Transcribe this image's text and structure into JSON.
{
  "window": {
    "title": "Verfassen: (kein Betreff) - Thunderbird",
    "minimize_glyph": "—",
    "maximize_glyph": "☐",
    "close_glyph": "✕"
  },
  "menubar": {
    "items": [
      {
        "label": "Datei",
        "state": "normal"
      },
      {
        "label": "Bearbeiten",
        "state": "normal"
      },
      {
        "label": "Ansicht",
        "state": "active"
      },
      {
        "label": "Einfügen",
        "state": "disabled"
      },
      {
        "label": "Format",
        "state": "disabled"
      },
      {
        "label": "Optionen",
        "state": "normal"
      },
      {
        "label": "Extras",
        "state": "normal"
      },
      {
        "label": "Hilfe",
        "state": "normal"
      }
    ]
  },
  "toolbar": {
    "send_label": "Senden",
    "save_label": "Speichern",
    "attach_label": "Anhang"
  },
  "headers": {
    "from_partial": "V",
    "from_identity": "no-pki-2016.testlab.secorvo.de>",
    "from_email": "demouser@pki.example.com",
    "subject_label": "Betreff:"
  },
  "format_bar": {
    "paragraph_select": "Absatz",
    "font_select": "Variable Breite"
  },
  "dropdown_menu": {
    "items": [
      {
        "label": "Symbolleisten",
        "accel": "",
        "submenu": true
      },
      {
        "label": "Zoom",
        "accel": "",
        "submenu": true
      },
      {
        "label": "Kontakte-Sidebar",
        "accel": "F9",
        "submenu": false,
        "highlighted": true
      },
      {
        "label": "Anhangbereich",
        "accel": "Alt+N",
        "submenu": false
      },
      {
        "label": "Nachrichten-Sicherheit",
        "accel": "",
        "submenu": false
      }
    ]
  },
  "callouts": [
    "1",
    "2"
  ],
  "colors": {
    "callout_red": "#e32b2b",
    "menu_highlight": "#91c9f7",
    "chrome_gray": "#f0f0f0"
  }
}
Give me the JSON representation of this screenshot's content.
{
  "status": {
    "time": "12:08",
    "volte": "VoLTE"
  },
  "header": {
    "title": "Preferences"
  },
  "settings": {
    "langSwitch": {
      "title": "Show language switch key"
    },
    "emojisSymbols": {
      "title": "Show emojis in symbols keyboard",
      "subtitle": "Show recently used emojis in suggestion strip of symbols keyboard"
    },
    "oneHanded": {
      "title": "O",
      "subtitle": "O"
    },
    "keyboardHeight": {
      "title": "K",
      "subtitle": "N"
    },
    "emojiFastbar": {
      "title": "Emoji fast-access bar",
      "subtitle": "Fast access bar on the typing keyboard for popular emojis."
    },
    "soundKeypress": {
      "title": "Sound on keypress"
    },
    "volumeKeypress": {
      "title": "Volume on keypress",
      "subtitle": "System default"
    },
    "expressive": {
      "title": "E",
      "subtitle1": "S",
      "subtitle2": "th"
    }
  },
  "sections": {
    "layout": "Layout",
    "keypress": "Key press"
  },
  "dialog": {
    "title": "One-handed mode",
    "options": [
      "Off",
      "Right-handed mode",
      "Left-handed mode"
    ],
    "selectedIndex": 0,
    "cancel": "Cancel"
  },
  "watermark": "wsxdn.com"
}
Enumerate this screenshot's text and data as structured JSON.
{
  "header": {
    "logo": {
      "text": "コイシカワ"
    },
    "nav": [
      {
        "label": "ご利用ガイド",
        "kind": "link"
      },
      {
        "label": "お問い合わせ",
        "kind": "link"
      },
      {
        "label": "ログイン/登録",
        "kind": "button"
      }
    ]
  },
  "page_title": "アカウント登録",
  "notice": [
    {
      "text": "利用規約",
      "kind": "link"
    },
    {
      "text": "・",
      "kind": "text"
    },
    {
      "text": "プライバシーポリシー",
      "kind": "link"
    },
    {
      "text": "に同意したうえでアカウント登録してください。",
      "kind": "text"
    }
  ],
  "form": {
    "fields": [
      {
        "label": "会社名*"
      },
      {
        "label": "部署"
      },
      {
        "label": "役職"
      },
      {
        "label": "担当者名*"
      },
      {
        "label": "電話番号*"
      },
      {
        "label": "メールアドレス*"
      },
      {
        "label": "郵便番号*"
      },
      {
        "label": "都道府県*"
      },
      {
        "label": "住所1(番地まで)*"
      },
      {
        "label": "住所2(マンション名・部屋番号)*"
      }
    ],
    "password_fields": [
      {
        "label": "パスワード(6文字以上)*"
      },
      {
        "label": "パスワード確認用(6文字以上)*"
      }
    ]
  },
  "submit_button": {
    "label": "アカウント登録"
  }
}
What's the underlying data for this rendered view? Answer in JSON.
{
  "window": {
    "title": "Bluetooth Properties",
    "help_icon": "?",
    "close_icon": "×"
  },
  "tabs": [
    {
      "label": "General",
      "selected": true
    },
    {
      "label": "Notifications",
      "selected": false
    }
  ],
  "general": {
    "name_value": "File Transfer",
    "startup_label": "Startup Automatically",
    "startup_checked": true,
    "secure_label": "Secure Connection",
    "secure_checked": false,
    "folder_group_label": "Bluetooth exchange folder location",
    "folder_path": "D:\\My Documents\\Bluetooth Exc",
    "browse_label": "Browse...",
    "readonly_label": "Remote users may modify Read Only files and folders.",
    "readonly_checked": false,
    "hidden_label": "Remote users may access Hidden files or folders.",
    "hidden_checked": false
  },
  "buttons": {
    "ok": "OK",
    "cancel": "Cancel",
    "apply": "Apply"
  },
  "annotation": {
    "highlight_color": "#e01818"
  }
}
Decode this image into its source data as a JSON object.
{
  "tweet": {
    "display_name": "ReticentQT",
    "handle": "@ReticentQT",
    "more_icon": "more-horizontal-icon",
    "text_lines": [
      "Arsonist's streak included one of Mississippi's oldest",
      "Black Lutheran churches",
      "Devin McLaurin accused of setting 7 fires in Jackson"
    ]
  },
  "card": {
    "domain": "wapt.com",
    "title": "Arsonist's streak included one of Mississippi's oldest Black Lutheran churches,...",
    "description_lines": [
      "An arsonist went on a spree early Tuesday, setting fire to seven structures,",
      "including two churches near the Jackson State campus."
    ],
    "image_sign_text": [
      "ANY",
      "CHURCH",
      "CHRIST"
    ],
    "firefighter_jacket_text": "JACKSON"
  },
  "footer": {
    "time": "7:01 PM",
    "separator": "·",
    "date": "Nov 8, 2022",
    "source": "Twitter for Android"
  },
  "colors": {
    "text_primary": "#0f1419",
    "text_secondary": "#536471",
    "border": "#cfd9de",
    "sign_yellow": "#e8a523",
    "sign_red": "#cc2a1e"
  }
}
* * * *
DIRECTION> Gather every line containing the word "churches" and copy it.

THE SOLUTION>
      "Black Lutheran churches",
    "title": "Arsonist's streak included one of Mississippi's oldest Black Lutheran churches,...",
      "including two churches near the Jackson State campus."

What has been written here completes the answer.